------ INPUT MATERIAL
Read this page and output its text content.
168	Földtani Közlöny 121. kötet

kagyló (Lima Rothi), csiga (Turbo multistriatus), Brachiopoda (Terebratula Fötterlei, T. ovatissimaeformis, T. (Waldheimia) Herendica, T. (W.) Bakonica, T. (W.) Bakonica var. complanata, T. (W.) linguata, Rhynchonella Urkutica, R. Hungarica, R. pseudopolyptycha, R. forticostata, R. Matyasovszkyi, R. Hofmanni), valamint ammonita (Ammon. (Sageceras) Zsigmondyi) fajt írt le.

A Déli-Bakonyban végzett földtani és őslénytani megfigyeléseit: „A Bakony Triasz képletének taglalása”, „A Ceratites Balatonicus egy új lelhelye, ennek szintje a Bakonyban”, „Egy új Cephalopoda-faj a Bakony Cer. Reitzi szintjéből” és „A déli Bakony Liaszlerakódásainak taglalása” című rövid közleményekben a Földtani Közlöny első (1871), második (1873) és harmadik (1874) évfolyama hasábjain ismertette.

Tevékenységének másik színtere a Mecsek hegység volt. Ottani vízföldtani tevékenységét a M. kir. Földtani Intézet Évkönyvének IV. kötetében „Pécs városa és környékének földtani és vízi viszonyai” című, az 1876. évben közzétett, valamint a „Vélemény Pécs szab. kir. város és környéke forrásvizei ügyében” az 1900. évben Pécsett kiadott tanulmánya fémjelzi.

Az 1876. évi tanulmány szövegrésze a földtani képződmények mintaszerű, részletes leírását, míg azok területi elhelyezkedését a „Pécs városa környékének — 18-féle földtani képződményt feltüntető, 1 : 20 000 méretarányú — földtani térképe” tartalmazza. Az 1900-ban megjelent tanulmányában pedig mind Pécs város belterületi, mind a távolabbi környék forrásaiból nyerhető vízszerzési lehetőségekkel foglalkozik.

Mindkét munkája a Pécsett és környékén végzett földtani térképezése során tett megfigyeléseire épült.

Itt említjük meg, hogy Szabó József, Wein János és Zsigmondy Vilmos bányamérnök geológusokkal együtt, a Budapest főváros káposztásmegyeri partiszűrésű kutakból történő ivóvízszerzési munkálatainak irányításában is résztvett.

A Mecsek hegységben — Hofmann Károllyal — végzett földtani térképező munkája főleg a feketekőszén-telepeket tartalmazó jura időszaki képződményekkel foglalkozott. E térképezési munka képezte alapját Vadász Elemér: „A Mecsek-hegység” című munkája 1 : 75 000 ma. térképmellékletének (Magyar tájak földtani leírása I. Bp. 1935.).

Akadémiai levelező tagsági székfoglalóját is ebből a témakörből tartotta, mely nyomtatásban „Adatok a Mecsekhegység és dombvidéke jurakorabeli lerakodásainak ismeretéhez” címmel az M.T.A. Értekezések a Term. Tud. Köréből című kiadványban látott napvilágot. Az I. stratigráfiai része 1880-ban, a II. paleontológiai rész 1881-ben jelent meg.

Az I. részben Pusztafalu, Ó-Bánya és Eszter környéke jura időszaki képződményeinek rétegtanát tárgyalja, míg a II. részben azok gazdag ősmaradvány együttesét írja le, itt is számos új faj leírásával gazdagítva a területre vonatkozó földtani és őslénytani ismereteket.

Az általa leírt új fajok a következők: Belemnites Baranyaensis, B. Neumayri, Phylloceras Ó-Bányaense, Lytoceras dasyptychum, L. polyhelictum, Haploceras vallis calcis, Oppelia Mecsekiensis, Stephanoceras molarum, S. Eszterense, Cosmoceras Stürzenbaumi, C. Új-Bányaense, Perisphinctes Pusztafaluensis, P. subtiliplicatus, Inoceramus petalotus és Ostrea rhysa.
------------
WORK INSTRUCTIONS
Report each line of the material above where the word "környékének" appears.

EXERCISE RESPONSE
Tevékenységének másik színtere a Mecsek hegység volt. Ottani vízföldtani tevékenységét a M. kir. Földtani Intézet Évkönyvének IV. kötetében „Pécs városa és környékének földtani és vízi viszonyai” című, az 1876. évben közzétett, valamint a „Vélemény Pécs szab. kir. város és környéke forrásvizei ügyében” az 1900. évben Pécsett kiadott tanulmánya fémjelzi.
Az 1876. évi tanulmány szövegrésze a földtani képződmények mintaszerű, részletes leírását, míg azok területi elhelyezkedését a „Pécs városa környékének — 18-féle földtani képződményt feltüntető, 1 : 20 000 méretarányú — földtani térképe” tartalmazza. Az 1900-ban megjelent tanulmányában pedig mind Pécs város belterületi, mind a távolabbi környék forrásaiból nyerhető vízszerzési lehetőségekkel foglalkozik.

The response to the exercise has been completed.